[START]

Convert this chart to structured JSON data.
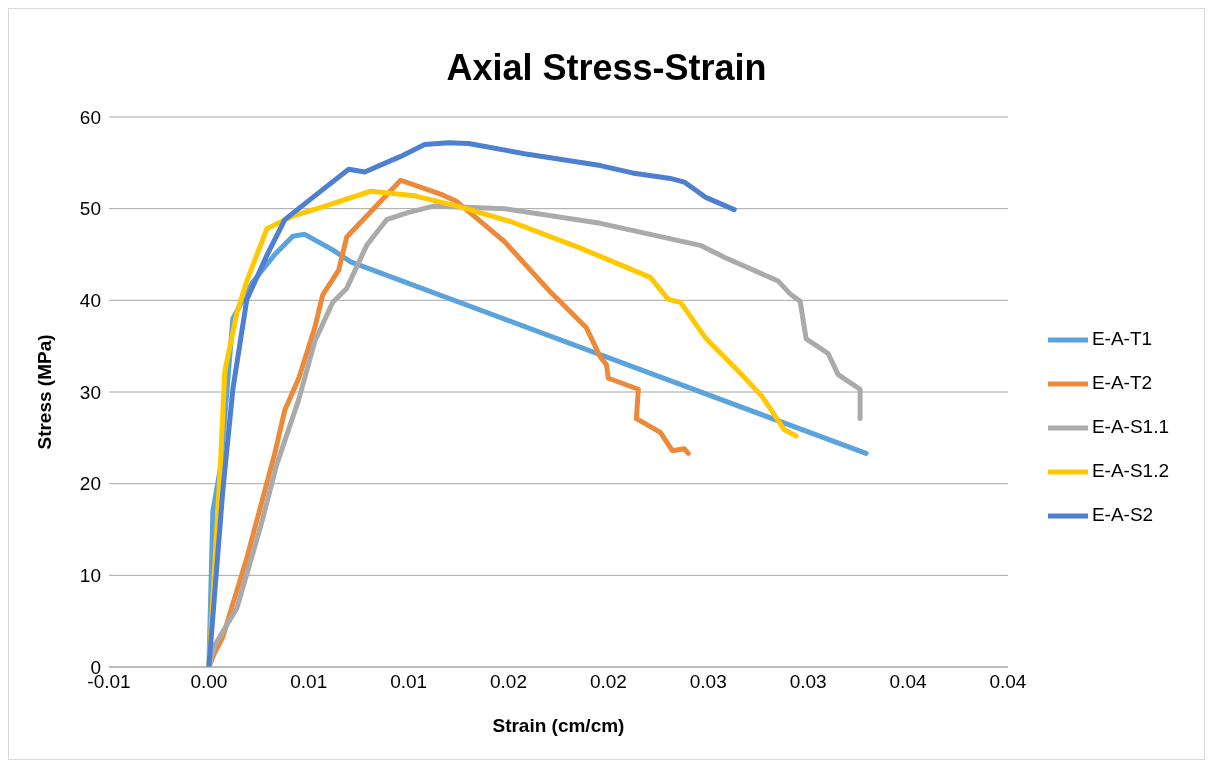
{
  "chart_data": {
    "type": "line",
    "title": "Axial Stress-Strain",
    "xlabel": "Strain (cm/cm)",
    "ylabel": "Stress (MPa)",
    "xlim": [
      -0.005,
      0.04
    ],
    "xticks": [
      {
        "value": -0.005,
        "label": "-0.01"
      },
      {
        "value": 0,
        "label": "0.00"
      },
      {
        "value": 0.005,
        "label": "0.01"
      },
      {
        "value": 0.01,
        "label": "0.01"
      },
      {
        "value": 0.015,
        "label": "0.02"
      },
      {
        "value": 0.02,
        "label": "0.02"
      },
      {
        "value": 0.025,
        "label": "0.03"
      },
      {
        "value": 0.03,
        "label": "0.03"
      },
      {
        "value": 0.035,
        "label": "0.04"
      },
      {
        "value": 0.04,
        "label": "0.04"
      }
    ],
    "ylim": [
      0,
      60
    ],
    "yticks": [
      0,
      10,
      20,
      30,
      40,
      50,
      60
    ],
    "grid": "y",
    "legend": "right",
    "marker": "none",
    "line_style": "solid",
    "series": [
      {
        "name": "E-A-T1",
        "color": "#5ba3dc",
        "x": [
          0,
          0.0002,
          0.0006,
          0.0012,
          0.0022,
          0.0033,
          0.0042,
          0.0048,
          0.0062,
          0.0071,
          0.0329
        ],
        "values": [
          0,
          17,
          22,
          38,
          42,
          45,
          47,
          47.2,
          45.5,
          44.2,
          23.3
        ]
      },
      {
        "name": "E-A-T2",
        "color": "#ed8a3a",
        "x": [
          0,
          0.0003,
          0.0007,
          0.0019,
          0.0033,
          0.0038,
          0.0045,
          0.0053,
          0.0057,
          0.0065,
          0.0069,
          0.0079,
          0.0096,
          0.0117,
          0.0124,
          0.0148,
          0.0171,
          0.0189,
          0.0196,
          0.0199,
          0.02,
          0.0215,
          0.0214,
          0.0226,
          0.0232,
          0.0238,
          0.024
        ],
        "values": [
          0,
          1.6,
          3.3,
          11.9,
          23.3,
          28,
          31.5,
          37,
          40.6,
          43.3,
          46.9,
          49.2,
          53.1,
          51.5,
          50.8,
          46.4,
          40.9,
          37,
          33.8,
          33,
          31.5,
          30.3,
          27.1,
          25.6,
          23.6,
          23.8,
          23.3
        ]
      },
      {
        "name": "E-A-S1.1",
        "color": "#aaaaaa",
        "x": [
          0,
          0.0003,
          0.0014,
          0.0026,
          0.0034,
          0.0045,
          0.0053,
          0.0062,
          0.0069,
          0.0079,
          0.0089,
          0.01,
          0.0113,
          0.0148,
          0.0196,
          0.0221,
          0.0246,
          0.0258,
          0.0285,
          0.0291,
          0.0296,
          0.0299,
          0.031,
          0.0315,
          0.0326,
          0.0326
        ],
        "values": [
          0,
          2.4,
          6.4,
          15.4,
          22.1,
          29.2,
          35.5,
          39.8,
          41.3,
          46,
          48.8,
          49.6,
          50.3,
          50,
          48.4,
          47.2,
          46,
          44.7,
          42.1,
          40.7,
          39.9,
          35.8,
          34.2,
          31.9,
          30.3,
          27.1
        ]
      },
      {
        "name": "E-A-S1.2",
        "color": "#ffc800",
        "x": [
          0,
          0.00056,
          0.0008,
          0.0014,
          0.0019,
          0.0029,
          0.0042,
          0.0057,
          0.0081,
          0.0103,
          0.0124,
          0.0151,
          0.0186,
          0.0221,
          0.023,
          0.0236,
          0.0249,
          0.0265,
          0.0277,
          0.0288,
          0.0294
        ],
        "values": [
          0,
          21.3,
          32.3,
          38.6,
          42.1,
          47.8,
          49.2,
          50.2,
          51.9,
          51.4,
          50.3,
          48.6,
          45.7,
          42.5,
          40.1,
          39.8,
          35.8,
          32.3,
          29.5,
          25.9,
          25.2
        ]
      },
      {
        "name": "E-A-S2",
        "color": "#4f7fd0",
        "x": [
          0,
          0.0007,
          0.0012,
          0.0019,
          0.0029,
          0.0038,
          0.0053,
          0.007,
          0.0078,
          0.0096,
          0.0108,
          0.012,
          0.013,
          0.0158,
          0.0196,
          0.0212,
          0.0231,
          0.0238,
          0.0249,
          0.0263
        ],
        "values": [
          0,
          19.3,
          30.3,
          40.1,
          44.9,
          48.8,
          51.4,
          54.3,
          54,
          55.7,
          57,
          57.2,
          57.1,
          56,
          54.7,
          53.9,
          53.3,
          52.9,
          51.2,
          49.9
        ]
      }
    ]
  }
}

[END]

Check the data for the word "Stress" and pull out the lines that have it.

--- CORRECT RESULT ---
    "title": "Axial Stress-Strain",
    "ylabel": "Stress (MPa)",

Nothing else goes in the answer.